Please find all lines in the data that hold the string "JSON" and copy them.

## start RECORDS PROVIDED

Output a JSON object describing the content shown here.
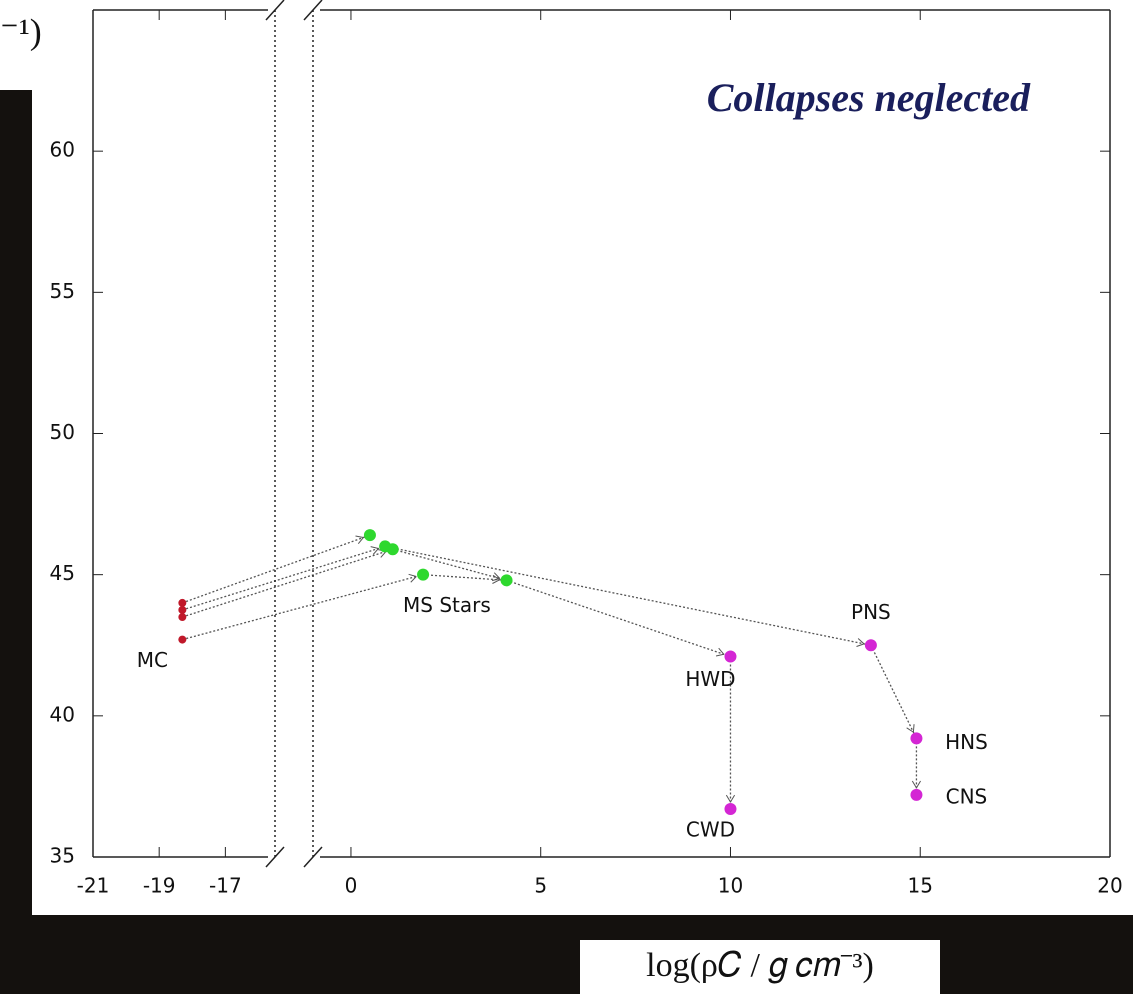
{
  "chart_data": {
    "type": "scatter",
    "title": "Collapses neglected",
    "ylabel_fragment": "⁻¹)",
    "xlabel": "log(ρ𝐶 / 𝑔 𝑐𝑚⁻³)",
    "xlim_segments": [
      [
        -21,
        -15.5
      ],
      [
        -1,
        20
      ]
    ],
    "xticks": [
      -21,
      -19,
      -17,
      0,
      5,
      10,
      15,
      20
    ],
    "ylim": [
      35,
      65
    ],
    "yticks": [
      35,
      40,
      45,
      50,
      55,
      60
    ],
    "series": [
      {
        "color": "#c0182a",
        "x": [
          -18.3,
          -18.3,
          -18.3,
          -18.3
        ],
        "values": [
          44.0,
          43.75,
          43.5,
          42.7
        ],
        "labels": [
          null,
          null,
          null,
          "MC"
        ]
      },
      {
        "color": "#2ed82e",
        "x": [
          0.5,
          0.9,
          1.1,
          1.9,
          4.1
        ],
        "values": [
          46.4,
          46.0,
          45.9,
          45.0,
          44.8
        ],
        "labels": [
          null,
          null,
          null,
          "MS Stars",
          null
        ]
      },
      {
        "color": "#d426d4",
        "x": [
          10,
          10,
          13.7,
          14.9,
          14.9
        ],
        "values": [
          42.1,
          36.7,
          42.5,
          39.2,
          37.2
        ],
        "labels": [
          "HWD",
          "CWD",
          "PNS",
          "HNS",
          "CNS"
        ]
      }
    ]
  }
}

## end RECORDS PROVIDED
## start RECORDS PROVIDED

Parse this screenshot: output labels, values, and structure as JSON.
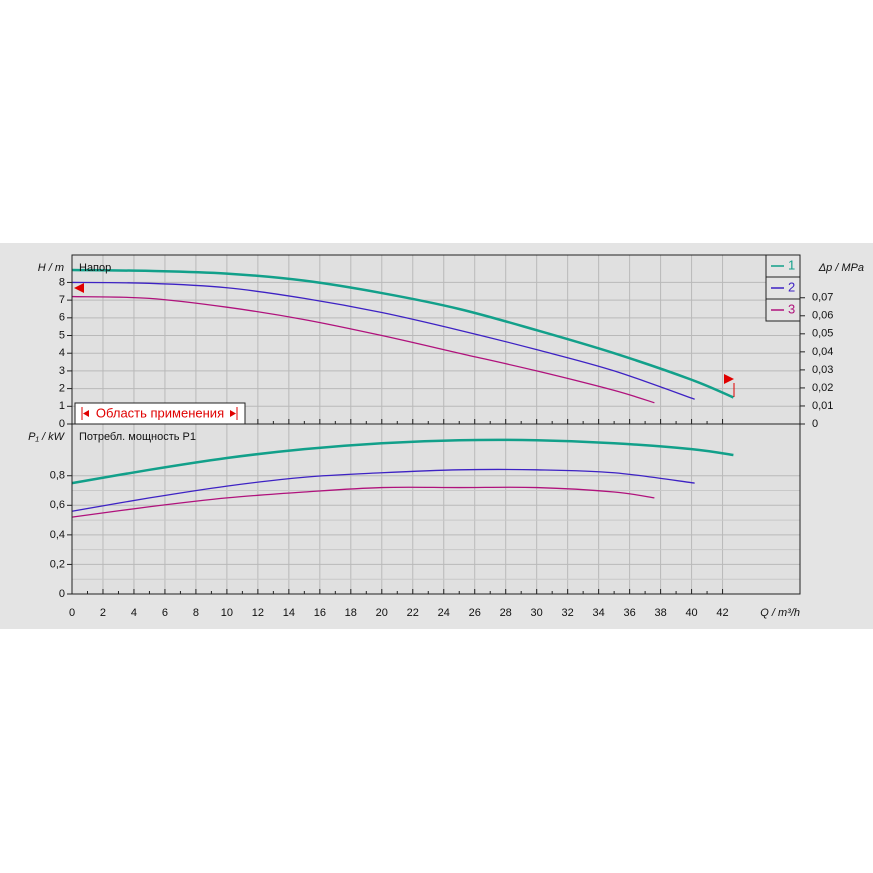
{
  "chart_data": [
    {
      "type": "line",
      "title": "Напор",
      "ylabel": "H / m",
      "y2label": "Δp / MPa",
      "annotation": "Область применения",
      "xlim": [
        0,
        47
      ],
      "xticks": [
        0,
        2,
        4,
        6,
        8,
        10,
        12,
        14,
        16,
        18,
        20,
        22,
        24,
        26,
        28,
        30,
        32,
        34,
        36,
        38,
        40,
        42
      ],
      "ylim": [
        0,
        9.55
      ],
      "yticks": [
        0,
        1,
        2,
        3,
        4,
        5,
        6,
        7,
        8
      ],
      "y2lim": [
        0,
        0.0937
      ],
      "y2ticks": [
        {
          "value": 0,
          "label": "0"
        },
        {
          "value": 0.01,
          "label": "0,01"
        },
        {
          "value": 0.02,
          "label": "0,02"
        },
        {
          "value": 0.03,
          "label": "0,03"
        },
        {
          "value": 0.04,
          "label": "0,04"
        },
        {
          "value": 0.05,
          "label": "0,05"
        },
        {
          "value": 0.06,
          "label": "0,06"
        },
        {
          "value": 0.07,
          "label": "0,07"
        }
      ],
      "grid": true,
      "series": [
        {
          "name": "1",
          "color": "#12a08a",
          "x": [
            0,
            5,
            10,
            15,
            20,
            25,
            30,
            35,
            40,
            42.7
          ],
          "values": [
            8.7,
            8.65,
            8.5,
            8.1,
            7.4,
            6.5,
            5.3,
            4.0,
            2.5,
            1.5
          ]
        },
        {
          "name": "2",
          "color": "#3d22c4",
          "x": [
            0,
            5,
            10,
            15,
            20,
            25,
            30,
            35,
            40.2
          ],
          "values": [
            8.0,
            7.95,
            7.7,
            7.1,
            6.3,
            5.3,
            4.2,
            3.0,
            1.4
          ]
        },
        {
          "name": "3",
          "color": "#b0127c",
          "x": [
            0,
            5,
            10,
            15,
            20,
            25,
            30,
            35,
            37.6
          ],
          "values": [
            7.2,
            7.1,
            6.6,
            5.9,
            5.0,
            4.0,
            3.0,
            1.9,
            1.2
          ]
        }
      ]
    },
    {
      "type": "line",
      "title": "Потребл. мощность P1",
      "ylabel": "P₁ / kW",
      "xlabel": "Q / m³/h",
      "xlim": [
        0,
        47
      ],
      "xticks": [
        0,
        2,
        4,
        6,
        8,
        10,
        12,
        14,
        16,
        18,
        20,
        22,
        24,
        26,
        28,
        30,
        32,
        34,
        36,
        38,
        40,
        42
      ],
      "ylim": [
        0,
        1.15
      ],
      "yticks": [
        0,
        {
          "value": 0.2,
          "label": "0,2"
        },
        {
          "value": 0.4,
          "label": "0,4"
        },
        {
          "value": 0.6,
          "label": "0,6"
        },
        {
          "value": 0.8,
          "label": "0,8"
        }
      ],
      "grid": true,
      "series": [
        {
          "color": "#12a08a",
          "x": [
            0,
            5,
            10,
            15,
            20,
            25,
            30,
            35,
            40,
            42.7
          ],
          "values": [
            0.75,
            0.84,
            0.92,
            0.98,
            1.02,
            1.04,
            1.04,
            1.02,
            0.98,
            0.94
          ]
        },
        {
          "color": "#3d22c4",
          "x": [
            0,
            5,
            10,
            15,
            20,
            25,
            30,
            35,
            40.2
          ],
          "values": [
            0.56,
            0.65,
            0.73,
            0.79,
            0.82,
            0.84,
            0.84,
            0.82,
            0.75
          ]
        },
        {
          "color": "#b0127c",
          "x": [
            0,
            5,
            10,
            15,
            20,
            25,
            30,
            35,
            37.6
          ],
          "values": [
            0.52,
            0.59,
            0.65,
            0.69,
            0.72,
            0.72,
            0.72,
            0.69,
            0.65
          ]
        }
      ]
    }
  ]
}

## end RECORDS PROVIDED

▸ FULL RESPONSE
Output a JSON object describing the content shown here.
Parse this screenshot: output labels, values, and structure as JSON.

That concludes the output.